▸ Short problem
Write out the rows below word for word, from the first row up to and including the row that contains "wind-arrowhead xyxy=(367,355,374,361)".
━━━━━ Material provided ━━━━━
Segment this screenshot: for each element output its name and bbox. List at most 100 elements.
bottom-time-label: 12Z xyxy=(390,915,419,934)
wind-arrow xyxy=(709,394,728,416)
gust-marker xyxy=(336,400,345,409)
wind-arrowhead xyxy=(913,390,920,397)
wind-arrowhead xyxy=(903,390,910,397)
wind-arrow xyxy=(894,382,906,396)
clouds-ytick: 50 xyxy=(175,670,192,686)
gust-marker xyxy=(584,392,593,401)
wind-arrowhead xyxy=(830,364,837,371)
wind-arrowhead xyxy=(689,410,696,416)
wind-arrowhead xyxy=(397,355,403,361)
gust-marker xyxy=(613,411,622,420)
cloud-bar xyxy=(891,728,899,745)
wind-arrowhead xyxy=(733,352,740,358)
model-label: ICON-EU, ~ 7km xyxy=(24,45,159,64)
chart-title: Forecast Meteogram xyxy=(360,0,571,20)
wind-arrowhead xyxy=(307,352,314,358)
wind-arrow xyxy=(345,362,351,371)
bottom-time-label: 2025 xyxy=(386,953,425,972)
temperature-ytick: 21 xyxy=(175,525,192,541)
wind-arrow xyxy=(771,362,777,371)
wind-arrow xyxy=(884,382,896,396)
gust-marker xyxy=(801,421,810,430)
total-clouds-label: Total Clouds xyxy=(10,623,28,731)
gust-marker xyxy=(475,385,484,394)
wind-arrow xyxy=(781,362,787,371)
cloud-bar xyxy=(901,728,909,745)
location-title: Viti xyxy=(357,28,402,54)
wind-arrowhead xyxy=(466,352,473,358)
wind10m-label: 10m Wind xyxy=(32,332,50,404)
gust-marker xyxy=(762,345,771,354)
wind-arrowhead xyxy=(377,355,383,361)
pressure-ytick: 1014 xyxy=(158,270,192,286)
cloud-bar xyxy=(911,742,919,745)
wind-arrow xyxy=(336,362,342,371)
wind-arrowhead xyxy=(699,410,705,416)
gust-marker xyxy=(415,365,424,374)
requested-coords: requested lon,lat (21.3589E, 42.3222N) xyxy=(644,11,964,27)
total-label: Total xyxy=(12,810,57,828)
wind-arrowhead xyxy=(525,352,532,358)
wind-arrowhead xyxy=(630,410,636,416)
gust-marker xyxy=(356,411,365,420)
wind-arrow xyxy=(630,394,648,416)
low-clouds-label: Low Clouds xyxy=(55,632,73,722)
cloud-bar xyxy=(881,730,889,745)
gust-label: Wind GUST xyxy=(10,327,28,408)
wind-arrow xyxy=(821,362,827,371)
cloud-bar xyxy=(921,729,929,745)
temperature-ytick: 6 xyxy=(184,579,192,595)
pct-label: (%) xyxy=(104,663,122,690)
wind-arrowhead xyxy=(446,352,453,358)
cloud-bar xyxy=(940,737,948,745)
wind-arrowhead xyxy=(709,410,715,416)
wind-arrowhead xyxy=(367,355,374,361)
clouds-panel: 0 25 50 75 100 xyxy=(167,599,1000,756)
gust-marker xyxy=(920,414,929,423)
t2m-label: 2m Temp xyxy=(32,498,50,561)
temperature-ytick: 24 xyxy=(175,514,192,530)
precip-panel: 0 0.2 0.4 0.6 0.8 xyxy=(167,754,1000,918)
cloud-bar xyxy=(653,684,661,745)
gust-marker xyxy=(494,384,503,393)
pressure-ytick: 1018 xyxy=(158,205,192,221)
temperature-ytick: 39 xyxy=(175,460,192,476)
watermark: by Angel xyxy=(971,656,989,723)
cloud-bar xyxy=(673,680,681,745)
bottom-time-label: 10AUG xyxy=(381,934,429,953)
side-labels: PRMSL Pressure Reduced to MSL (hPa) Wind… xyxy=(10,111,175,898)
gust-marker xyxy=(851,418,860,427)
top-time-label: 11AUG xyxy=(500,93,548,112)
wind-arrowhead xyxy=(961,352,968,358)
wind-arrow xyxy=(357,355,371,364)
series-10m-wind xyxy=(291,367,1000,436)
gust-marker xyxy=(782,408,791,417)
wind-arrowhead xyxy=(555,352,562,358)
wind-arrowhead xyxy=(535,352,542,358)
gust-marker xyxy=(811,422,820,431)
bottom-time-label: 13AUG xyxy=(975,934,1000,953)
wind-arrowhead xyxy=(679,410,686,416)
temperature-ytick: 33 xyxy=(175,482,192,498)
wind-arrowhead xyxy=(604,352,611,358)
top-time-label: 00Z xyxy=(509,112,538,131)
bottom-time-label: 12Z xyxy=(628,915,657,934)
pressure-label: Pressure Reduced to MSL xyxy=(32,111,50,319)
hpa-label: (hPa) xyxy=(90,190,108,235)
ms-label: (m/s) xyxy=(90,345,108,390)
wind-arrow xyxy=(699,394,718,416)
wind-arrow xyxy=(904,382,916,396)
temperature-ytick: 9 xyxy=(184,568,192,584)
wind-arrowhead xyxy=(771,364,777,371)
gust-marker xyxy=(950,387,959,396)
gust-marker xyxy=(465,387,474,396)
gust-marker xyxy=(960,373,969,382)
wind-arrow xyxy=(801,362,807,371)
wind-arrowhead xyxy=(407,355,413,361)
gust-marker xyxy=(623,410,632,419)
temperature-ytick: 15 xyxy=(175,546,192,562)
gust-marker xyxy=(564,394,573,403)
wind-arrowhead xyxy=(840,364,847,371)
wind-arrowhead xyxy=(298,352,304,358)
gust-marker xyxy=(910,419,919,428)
━━━━━
▸ The response
Segment this screenshot: for each element output its name and bbox. List at most 100 elements.
bottom-time-label: 12Z xyxy=(390,915,419,934)
wind-arrow xyxy=(709,394,728,416)
gust-marker xyxy=(336,400,345,409)
wind-arrowhead xyxy=(913,390,920,397)
wind-arrowhead xyxy=(903,390,910,397)
wind-arrow xyxy=(894,382,906,396)
clouds-ytick: 50 xyxy=(175,670,192,686)
gust-marker xyxy=(584,392,593,401)
wind-arrowhead xyxy=(830,364,837,371)
wind-arrowhead xyxy=(689,410,696,416)
wind-arrowhead xyxy=(397,355,403,361)
gust-marker xyxy=(613,411,622,420)
cloud-bar xyxy=(891,728,899,745)
wind-arrowhead xyxy=(733,352,740,358)
model-label: ICON-EU, ~ 7km xyxy=(24,45,159,64)
chart-title: Forecast Meteogram xyxy=(360,0,571,20)
wind-arrowhead xyxy=(307,352,314,358)
wind-arrow xyxy=(345,362,351,371)
bottom-time-label: 2025 xyxy=(386,953,425,972)
temperature-ytick: 21 xyxy=(175,525,192,541)
wind-arrow xyxy=(771,362,777,371)
wind-arrow xyxy=(884,382,896,396)
gust-marker xyxy=(801,421,810,430)
total-clouds-label: Total Clouds xyxy=(10,623,28,731)
gust-marker xyxy=(475,385,484,394)
wind-arrow xyxy=(781,362,787,371)
cloud-bar xyxy=(901,728,909,745)
location-title: Viti xyxy=(357,28,402,54)
wind-arrowhead xyxy=(466,352,473,358)
wind10m-label: 10m Wind xyxy=(32,332,50,404)
gust-marker xyxy=(762,345,771,354)
wind-arrowhead xyxy=(377,355,383,361)
pressure-ytick: 1014 xyxy=(158,270,192,286)
cloud-bar xyxy=(911,742,919,745)
wind-arrow xyxy=(336,362,342,371)
wind-arrowhead xyxy=(699,410,705,416)
gust-marker xyxy=(415,365,424,374)
requested-coords: requested lon,lat (21.3589E, 42.3222N) xyxy=(644,11,964,27)
total-label: Total xyxy=(12,810,57,828)
wind-arrowhead xyxy=(525,352,532,358)
wind-arrowhead xyxy=(630,410,636,416)
gust-marker xyxy=(356,411,365,420)
wind-arrow xyxy=(630,394,648,416)
low-clouds-label: Low Clouds xyxy=(55,632,73,722)
cloud-bar xyxy=(881,730,889,745)
gust-label: Wind GUST xyxy=(10,327,28,408)
wind-arrow xyxy=(821,362,827,371)
cloud-bar xyxy=(921,729,929,745)
temperature-ytick: 6 xyxy=(184,579,192,595)
pct-label: (%) xyxy=(104,663,122,690)
wind-arrowhead xyxy=(446,352,453,358)
cloud-bar xyxy=(940,737,948,745)
wind-arrowhead xyxy=(709,410,715,416)
wind-arrowhead xyxy=(367,355,374,361)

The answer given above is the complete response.